Stated exercise
Write out the full set of records exactly. Any pictures in them do not belong in the copy.

Extracted records:
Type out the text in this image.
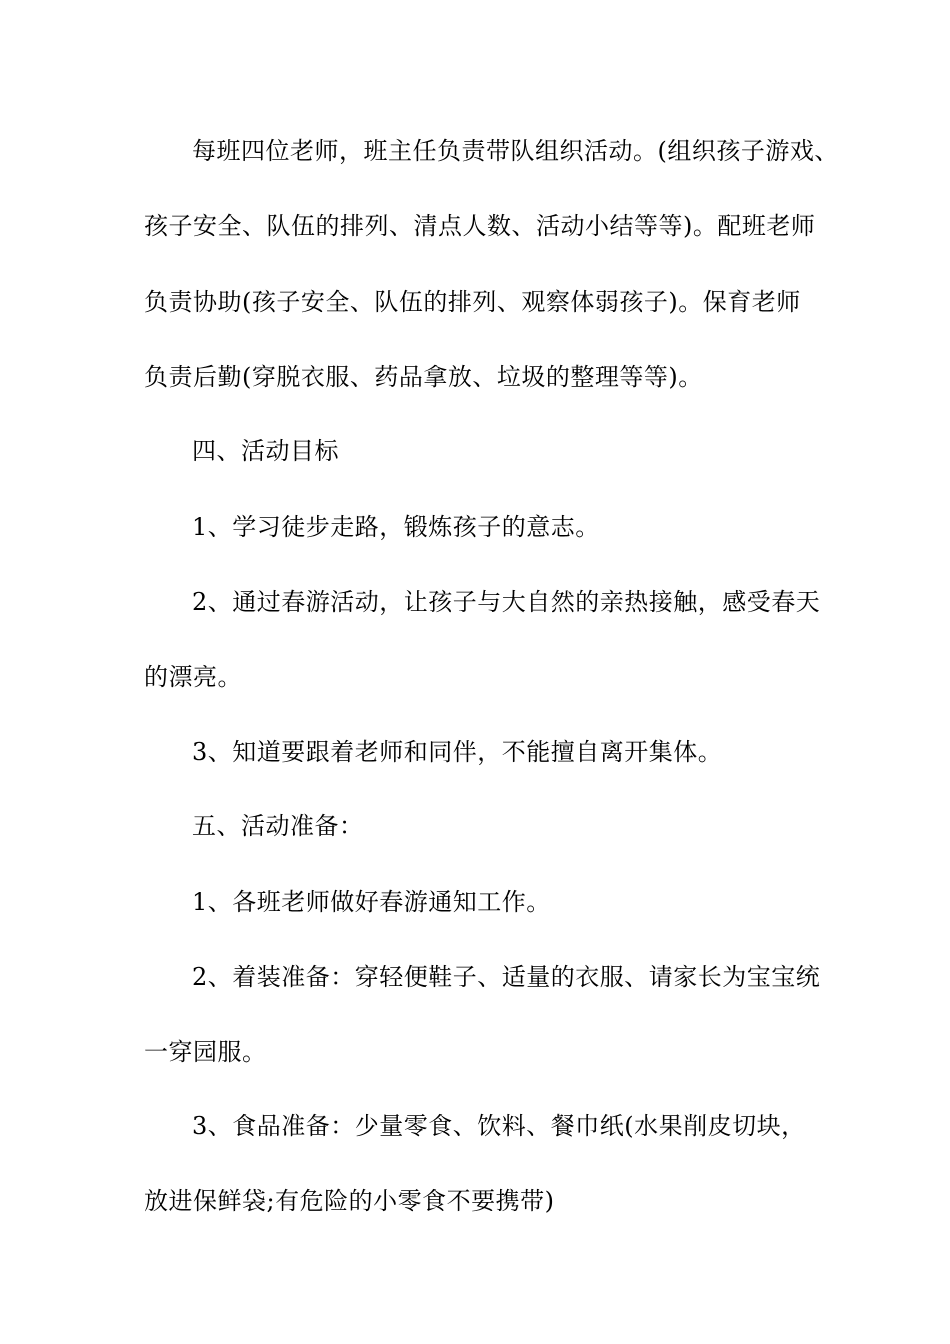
每班四位老师，班主任负责带队组织活动。(组织孩子游戏、

孩子安全、队伍的排列、清点人数、活动小结等等)。配班老师

负责协助(孩子安全、队伍的排列、观察体弱孩子)。保育老师

负责后勤(穿脱衣服、药品拿放、垃圾的整理等等)。

四、活动目标

1、学习徒步走路，锻炼孩子的意志。

2、通过春游活动，让孩子与大自然的亲热接触，感受春天

的漂亮。

3、知道要跟着老师和同伴，不能擅自离开集体。

五、活动准备：

1、各班老师做好春游通知工作。

2、着装准备：穿轻便鞋子、适量的衣服、请家长为宝宝统

一穿园服。

3、食品准备：少量零食、饮料、餐巾纸(水果削皮切块，

放进保鲜袋;有危险的小零食不要携带)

Expected answer
Type out the text in this image.
每班四位老师，班主任负责带队组织活动。(组织孩子游戏、

孩子安全、队伍的排列、清点人数、活动小结等等)。配班老师

负责协助(孩子安全、队伍的排列、观察体弱孩子)。保育老师

负责后勤(穿脱衣服、药品拿放、垃圾的整理等等)。

四、活动目标

1、学习徒步走路，锻炼孩子的意志。

2、通过春游活动，让孩子与大自然的亲热接触，感受春天

的漂亮。

3、知道要跟着老师和同伴，不能擅自离开集体。

五、活动准备：

1、各班老师做好春游通知工作。

2、着装准备：穿轻便鞋子、适量的衣服、请家长为宝宝统

一穿园服。

3、食品准备：少量零食、饮料、餐巾纸(水果削皮切块，

放进保鲜袋;有危险的小零食不要携带)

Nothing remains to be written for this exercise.